### [Brief]
Render the records below as a Markdown table with the columns "No." and "Entry", giving each line its own numbered row and leaving out blank lines. Cover only the lines from the start of the records through the line containing "footer-email: confusion@food.net <box>370", both ends included.

### [Entries provided]
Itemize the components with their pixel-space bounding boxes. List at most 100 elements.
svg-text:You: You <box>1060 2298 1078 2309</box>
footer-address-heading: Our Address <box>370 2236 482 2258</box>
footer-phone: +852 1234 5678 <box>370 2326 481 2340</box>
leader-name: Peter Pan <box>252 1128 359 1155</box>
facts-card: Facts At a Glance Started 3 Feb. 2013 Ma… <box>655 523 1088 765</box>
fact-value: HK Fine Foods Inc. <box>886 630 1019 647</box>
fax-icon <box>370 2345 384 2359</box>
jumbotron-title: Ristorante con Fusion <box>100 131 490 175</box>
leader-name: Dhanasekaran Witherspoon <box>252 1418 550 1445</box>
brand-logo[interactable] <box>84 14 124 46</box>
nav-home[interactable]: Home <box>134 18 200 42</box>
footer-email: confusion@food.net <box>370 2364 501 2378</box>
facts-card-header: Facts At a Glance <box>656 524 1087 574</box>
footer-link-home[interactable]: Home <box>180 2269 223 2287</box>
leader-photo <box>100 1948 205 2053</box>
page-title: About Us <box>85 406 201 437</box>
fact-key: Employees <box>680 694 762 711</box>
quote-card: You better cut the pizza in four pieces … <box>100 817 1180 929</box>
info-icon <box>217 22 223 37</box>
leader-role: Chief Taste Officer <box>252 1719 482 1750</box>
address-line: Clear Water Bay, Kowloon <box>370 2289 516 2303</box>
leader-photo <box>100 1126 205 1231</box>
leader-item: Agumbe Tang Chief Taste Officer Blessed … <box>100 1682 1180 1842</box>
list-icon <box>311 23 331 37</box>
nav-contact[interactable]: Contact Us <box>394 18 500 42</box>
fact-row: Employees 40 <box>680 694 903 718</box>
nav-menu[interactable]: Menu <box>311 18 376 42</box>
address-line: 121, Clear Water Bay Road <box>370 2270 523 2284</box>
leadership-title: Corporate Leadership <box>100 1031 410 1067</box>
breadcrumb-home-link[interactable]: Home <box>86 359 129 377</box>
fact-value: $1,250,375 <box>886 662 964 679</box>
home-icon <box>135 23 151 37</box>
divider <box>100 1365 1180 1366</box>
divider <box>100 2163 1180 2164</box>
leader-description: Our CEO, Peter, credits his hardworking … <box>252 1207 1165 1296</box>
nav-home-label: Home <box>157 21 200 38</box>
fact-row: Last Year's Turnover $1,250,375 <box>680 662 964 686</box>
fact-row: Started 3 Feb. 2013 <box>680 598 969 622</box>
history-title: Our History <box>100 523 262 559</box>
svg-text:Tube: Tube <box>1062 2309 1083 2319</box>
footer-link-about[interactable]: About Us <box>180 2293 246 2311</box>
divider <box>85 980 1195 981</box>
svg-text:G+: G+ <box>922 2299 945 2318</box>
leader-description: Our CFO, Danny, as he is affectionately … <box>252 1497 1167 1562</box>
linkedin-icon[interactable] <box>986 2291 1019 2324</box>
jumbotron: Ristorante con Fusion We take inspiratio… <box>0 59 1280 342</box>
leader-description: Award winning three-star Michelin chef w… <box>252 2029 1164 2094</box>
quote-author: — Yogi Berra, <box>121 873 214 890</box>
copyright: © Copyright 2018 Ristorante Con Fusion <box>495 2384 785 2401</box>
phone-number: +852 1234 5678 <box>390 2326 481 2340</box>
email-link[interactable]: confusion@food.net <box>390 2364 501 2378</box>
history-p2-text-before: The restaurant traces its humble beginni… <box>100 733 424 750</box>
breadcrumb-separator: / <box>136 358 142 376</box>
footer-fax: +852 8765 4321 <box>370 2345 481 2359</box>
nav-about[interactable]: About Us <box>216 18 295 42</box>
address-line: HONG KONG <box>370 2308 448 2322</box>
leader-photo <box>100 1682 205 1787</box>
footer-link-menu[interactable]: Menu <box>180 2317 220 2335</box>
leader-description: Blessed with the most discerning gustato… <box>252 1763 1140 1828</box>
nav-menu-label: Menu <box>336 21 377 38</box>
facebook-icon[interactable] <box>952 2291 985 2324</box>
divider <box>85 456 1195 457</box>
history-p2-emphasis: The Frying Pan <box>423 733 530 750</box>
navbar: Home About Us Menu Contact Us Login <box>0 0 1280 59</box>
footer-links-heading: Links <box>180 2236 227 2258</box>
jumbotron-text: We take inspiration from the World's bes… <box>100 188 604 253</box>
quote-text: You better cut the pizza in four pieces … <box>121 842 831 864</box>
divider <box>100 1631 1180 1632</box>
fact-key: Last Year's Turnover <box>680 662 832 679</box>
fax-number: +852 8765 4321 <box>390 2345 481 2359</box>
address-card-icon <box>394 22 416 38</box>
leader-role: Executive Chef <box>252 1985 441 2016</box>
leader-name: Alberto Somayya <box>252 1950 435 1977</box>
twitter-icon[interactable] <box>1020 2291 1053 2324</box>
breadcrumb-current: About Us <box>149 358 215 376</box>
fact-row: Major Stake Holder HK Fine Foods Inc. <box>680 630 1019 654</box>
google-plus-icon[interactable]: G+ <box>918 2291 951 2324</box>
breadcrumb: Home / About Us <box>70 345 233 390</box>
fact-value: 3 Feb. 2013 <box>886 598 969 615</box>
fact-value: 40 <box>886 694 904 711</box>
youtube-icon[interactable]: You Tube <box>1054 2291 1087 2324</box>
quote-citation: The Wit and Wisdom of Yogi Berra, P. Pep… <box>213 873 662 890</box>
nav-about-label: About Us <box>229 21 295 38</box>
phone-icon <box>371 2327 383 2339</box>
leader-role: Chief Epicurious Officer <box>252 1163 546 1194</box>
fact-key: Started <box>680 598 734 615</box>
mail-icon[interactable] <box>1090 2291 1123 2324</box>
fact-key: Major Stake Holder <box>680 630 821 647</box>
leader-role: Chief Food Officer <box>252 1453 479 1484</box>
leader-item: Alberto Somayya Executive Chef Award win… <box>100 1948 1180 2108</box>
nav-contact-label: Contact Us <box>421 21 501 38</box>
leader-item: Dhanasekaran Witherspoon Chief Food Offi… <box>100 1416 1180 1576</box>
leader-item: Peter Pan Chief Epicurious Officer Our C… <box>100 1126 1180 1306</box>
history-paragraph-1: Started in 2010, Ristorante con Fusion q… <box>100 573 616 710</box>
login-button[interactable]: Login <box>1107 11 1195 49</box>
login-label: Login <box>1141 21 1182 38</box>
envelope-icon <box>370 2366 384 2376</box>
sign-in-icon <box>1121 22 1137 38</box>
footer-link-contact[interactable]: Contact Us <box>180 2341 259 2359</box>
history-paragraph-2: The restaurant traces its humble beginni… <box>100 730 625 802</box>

### [Task output]
| No. | Entry |
|---|---|
| 1 | Itemize the components with their pixel-space bounding boxes. List at most 100 elements. |
| 2 | svg-text:You: You <box>1060 2298 1078 2309</box> |
| 3 | footer-address-heading: Our Address <box>370 2236 482 2258</box> |
| 4 | footer-phone: +852 1234 5678 <box>370 2326 481 2340</box> |
| 5 | leader-name: Peter Pan <box>252 1128 359 1155</box> |
| 6 | facts-card: Facts At a Glance Started 3 Feb. 2013 Ma… <box>655 523 1088 765</box> |
| 7 | fact-value: HK Fine Foods Inc. <box>886 630 1019 647</box> |
| 8 | fax-icon <box>370 2345 384 2359</box> |
| 9 | jumbotron-title: Ristorante con Fusion <box>100 131 490 175</box> |
| 10 | leader-name: Dhanasekaran Witherspoon <box>252 1418 550 1445</box> |
| 11 | brand-logo[interactable] <box>84 14 124 46</box> |
| 12 | nav-home[interactable]: Home <box>134 18 200 42</box> |
| 13 | footer-email: confusion@food.net <box>370 2364 501 2378</box> |